(Extracted records)
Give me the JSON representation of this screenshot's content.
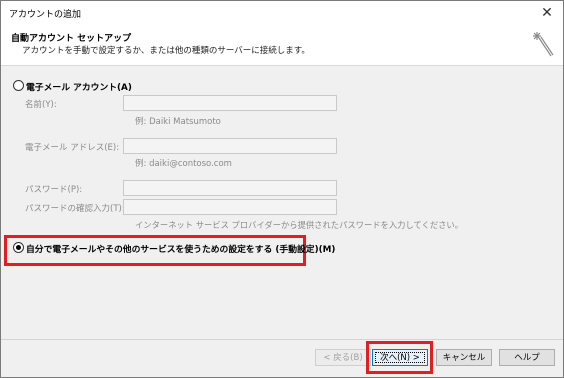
{
  "window": {
    "title": "アカウントの追加"
  },
  "header": {
    "title": "自動アカウント セットアップ",
    "subtitle": "アカウントを手動で設定するか、または他の種類のサーバーに接続します。"
  },
  "email_account": {
    "option_label": "電子メール アカウント(A)",
    "selected": false,
    "name_label": "名前(Y):",
    "name_value": "",
    "name_example": "例: Daiki Matsumoto",
    "email_label": "電子メール アドレス(E):",
    "email_value": "",
    "email_example": "例: daiki@contoso.com",
    "password_label": "パスワード(P):",
    "password_confirm_label": "パスワードの確認入力(T):",
    "password_hint": "インターネット サービス プロバイダーから提供されたパスワードを入力してください。"
  },
  "manual_setup": {
    "option_label": "自分で電子メールやその他のサービスを使うための設定をする (手動設定)(M)",
    "selected": true
  },
  "footer": {
    "back_label": "< 戻る(B)",
    "next_label": "次へ(N) >",
    "cancel_label": "キャンセル",
    "help_label": "ヘルプ"
  },
  "icons": {
    "close": "close-icon",
    "wizard": "wizard-sparkle-icon"
  },
  "colors": {
    "highlight": "#e02020",
    "primary_border": "#0078d7"
  }
}
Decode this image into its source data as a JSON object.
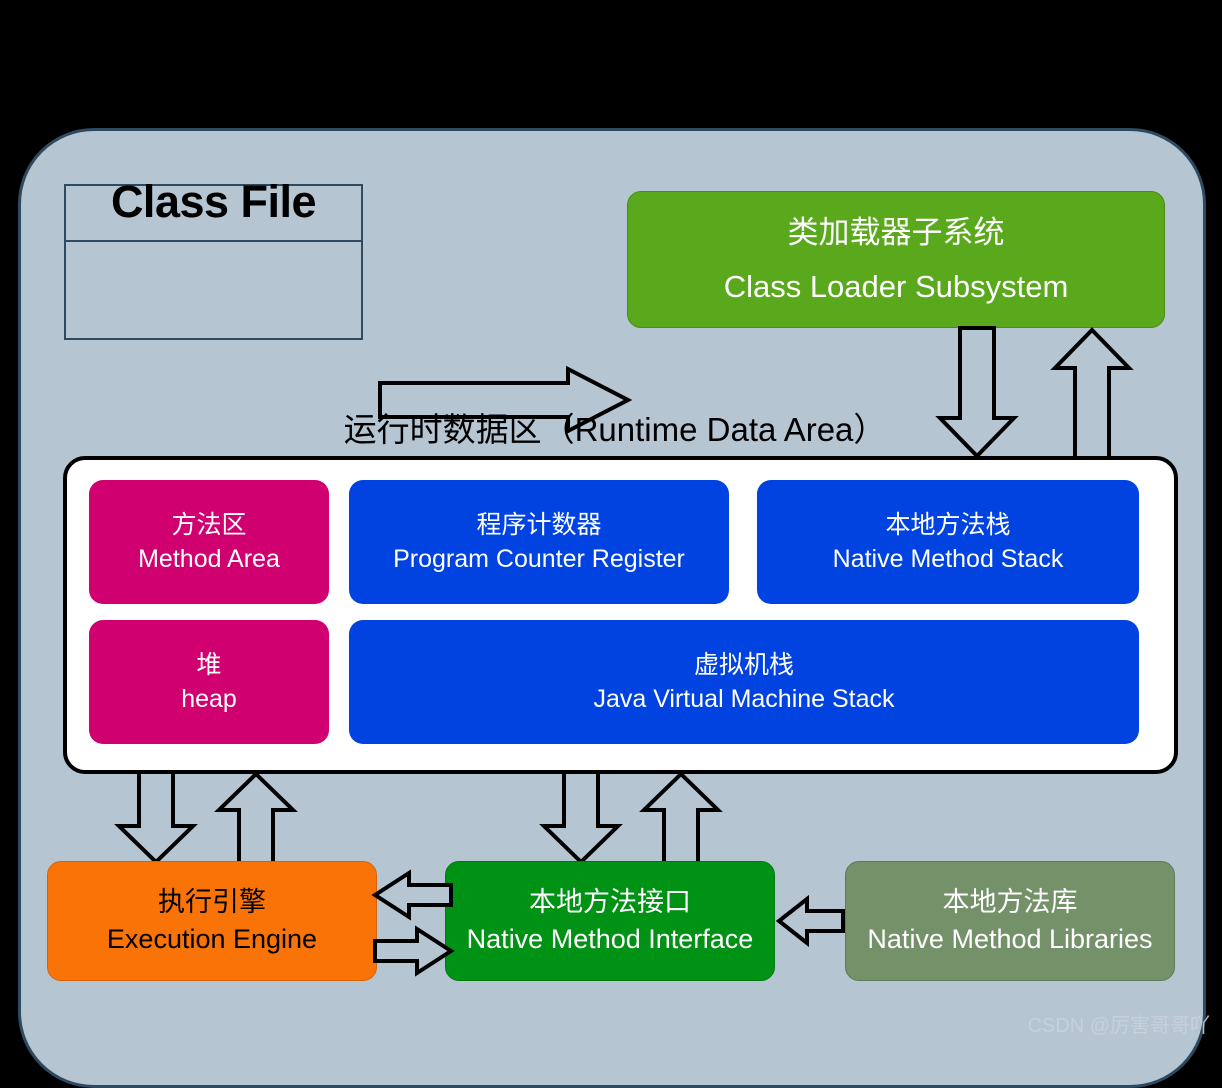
{
  "diagram": {
    "title_class_file": "Class File",
    "runtime_area_label": "运行时数据区（Runtime Data Area）",
    "watermark": "CSDN @厉害哥哥吖"
  },
  "nodes": {
    "class_loader": {
      "cn": "类加载器子系统",
      "en": "Class Loader Subsystem",
      "color": "#5aa81c"
    },
    "method_area": {
      "cn": "方法区",
      "en": "Method Area",
      "color": "#d10070"
    },
    "heap": {
      "cn": "堆",
      "en": "heap",
      "color": "#d10070"
    },
    "pc_register": {
      "cn": "程序计数器",
      "en": "Program Counter Register",
      "color": "#0043e0"
    },
    "native_method_stack": {
      "cn": "本地方法栈",
      "en": "Native Method Stack",
      "color": "#0043e0"
    },
    "jvm_stack": {
      "cn": "虚拟机栈",
      "en": "Java Virtual Machine Stack",
      "color": "#0043e0"
    },
    "execution_engine": {
      "cn": "执行引擎",
      "en": "Execution Engine",
      "color": "#f97306"
    },
    "native_method_interface": {
      "cn": "本地方法接口",
      "en": "Native Method Interface",
      "color": "#009214"
    },
    "native_method_libraries": {
      "cn": "本地方法库",
      "en": "Native Method Libraries",
      "color": "#74916a"
    }
  },
  "arrows": [
    {
      "name": "class-file-to-class-loader",
      "direction": "right"
    },
    {
      "name": "class-loader-to-runtime-down",
      "direction": "down"
    },
    {
      "name": "runtime-to-class-loader-up",
      "direction": "up"
    },
    {
      "name": "runtime-to-execution-engine-down",
      "direction": "down"
    },
    {
      "name": "execution-engine-to-runtime-up",
      "direction": "up"
    },
    {
      "name": "runtime-to-native-interface-down",
      "direction": "down"
    },
    {
      "name": "native-interface-to-runtime-up",
      "direction": "up"
    },
    {
      "name": "native-interface-to-execution-engine-left",
      "direction": "left"
    },
    {
      "name": "execution-engine-to-native-interface-right",
      "direction": "right"
    },
    {
      "name": "native-libraries-to-native-interface-left",
      "direction": "left"
    }
  ],
  "palette": {
    "canvas_background": "#000000",
    "container_fill": "#b6c5d2",
    "container_border": "#2e4a60",
    "runtime_container_fill": "#ffffff",
    "runtime_container_border": "#000000",
    "arrow_outline": "#000000"
  }
}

> [Goal]: Write out the material above once more, exactly as it reads, with no pictures.

> [The solution]:
Give me the JSON representation of this screenshot's content.
{
  "window": {
    "title": "アカウントの追加"
  },
  "header": {
    "title": "自動アカウント セットアップ",
    "subtitle": "アカウントを手動で設定するか、または他の種類のサーバーに接続します。"
  },
  "email_account": {
    "option_label": "電子メール アカウント(A)",
    "selected": false,
    "name_label": "名前(Y):",
    "name_value": "",
    "name_example": "例: Daiki Matsumoto",
    "email_label": "電子メール アドレス(E):",
    "email_value": "",
    "email_example": "例: daiki@contoso.com",
    "password_label": "パスワード(P):",
    "password_confirm_label": "パスワードの確認入力(T):",
    "password_hint": "インターネット サービス プロバイダーから提供されたパスワードを入力してください。"
  },
  "manual_setup": {
    "option_label": "自分で電子メールやその他のサービスを使うための設定をする (手動設定)(M)",
    "selected": true
  },
  "footer": {
    "back_label": "< 戻る(B)",
    "next_label": "次へ(N) >",
    "cancel_label": "キャンセル",
    "help_label": "ヘルプ"
  },
  "icons": {
    "close": "close-icon",
    "wizard": "wizard-sparkle-icon"
  },
  "colors": {
    "highlight": "#e02020",
    "primary_border": "#0078d7"
  }
}
Decode this image into its source data as a JSON object.
{
  "diagram": {
    "title_class_file": "Class File",
    "runtime_area_label": "运行时数据区（Runtime Data Area）",
    "watermark": "CSDN @厉害哥哥吖"
  },
  "nodes": {
    "class_loader": {
      "cn": "类加载器子系统",
      "en": "Class Loader Subsystem",
      "color": "#5aa81c"
    },
    "method_area": {
      "cn": "方法区",
      "en": "Method Area",
      "color": "#d10070"
    },
    "heap": {
      "cn": "堆",
      "en": "heap",
      "color": "#d10070"
    },
    "pc_register": {
      "cn": "程序计数器",
      "en": "Program Counter Register",
      "color": "#0043e0"
    },
    "native_method_stack": {
      "cn": "本地方法栈",
      "en": "Native Method Stack",
      "color": "#0043e0"
    },
    "jvm_stack": {
      "cn": "虚拟机栈",
      "en": "Java Virtual Machine Stack",
      "color": "#0043e0"
    },
    "execution_engine": {
      "cn": "执行引擎",
      "en": "Execution Engine",
      "color": "#f97306"
    },
    "native_method_interface": {
      "cn": "本地方法接口",
      "en": "Native Method Interface",
      "color": "#009214"
    },
    "native_method_libraries": {
      "cn": "本地方法库",
      "en": "Native Method Libraries",
      "color": "#74916a"
    }
  },
  "arrows": [
    {
      "name": "class-file-to-class-loader",
      "direction": "right"
    },
    {
      "name": "class-loader-to-runtime-down",
      "direction": "down"
    },
    {
      "name": "runtime-to-class-loader-up",
      "direction": "up"
    },
    {
      "name": "runtime-to-execution-engine-down",
      "direction": "down"
    },
    {
      "name": "execution-engine-to-runtime-up",
      "direction": "up"
    },
    {
      "name": "runtime-to-native-interface-down",
      "direction": "down"
    },
    {
      "name": "native-interface-to-runtime-up",
      "direction": "up"
    },
    {
      "name": "native-interface-to-execution-engine-left",
      "direction": "left"
    },
    {
      "name": "execution-engine-to-native-interface-right",
      "direction": "right"
    },
    {
      "name": "native-libraries-to-native-interface-left",
      "direction": "left"
    }
  ],
  "palette": {
    "canvas_background": "#000000",
    "container_fill": "#b6c5d2",
    "container_border": "#2e4a60",
    "runtime_container_fill": "#ffffff",
    "runtime_container_border": "#000000",
    "arrow_outline": "#000000"
  }
}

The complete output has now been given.